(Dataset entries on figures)
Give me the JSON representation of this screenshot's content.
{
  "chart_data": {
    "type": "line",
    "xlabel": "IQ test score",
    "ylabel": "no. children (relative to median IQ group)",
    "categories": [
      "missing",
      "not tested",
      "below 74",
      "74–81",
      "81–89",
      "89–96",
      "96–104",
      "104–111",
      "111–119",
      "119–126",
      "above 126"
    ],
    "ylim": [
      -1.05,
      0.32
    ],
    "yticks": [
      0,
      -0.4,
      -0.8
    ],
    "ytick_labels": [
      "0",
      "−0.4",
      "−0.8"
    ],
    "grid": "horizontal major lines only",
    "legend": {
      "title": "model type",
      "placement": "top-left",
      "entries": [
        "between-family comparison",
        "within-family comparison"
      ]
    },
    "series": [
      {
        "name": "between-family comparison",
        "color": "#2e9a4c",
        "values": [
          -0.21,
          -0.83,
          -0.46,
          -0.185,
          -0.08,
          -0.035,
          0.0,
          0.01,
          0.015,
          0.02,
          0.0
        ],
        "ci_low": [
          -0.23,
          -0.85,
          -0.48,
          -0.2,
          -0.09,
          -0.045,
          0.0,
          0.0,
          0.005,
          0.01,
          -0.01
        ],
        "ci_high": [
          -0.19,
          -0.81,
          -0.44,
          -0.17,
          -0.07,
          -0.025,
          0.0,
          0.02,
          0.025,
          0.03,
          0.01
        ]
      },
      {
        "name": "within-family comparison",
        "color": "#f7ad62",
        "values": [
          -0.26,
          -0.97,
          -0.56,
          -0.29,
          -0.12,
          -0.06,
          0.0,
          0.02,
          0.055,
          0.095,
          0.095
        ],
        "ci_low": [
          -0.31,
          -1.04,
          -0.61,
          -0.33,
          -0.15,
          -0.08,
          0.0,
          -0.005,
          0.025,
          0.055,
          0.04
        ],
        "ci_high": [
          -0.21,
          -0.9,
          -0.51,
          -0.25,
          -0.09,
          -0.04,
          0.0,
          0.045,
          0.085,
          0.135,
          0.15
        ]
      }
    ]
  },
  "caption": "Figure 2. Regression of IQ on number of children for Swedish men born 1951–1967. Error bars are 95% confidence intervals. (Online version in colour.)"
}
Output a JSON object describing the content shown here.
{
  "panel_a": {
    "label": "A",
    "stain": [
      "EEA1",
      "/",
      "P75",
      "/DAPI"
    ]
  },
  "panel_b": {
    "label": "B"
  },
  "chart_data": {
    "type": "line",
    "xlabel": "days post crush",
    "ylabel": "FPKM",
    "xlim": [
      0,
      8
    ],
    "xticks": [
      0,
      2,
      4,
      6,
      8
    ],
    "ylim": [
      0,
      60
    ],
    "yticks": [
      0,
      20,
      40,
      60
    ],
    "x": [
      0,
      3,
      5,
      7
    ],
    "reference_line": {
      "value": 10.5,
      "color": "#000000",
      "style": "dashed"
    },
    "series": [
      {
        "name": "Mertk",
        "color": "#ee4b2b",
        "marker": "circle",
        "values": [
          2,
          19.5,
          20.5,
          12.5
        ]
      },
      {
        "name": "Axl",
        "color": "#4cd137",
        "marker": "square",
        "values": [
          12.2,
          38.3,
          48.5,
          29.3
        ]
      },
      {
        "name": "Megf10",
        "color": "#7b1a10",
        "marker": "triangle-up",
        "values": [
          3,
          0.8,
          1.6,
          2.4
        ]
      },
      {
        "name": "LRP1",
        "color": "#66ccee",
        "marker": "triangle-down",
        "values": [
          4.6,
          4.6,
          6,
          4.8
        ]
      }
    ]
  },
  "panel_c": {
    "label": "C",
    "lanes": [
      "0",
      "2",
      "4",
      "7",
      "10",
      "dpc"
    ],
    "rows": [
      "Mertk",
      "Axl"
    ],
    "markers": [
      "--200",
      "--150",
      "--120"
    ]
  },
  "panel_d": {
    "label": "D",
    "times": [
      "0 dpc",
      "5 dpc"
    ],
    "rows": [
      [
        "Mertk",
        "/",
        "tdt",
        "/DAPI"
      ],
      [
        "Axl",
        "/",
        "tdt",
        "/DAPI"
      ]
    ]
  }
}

| Aim of the task |
Pull out each line of the records holding the string "between".

| Task output |
        "between-family comparison",
        "name": "between-family comparison",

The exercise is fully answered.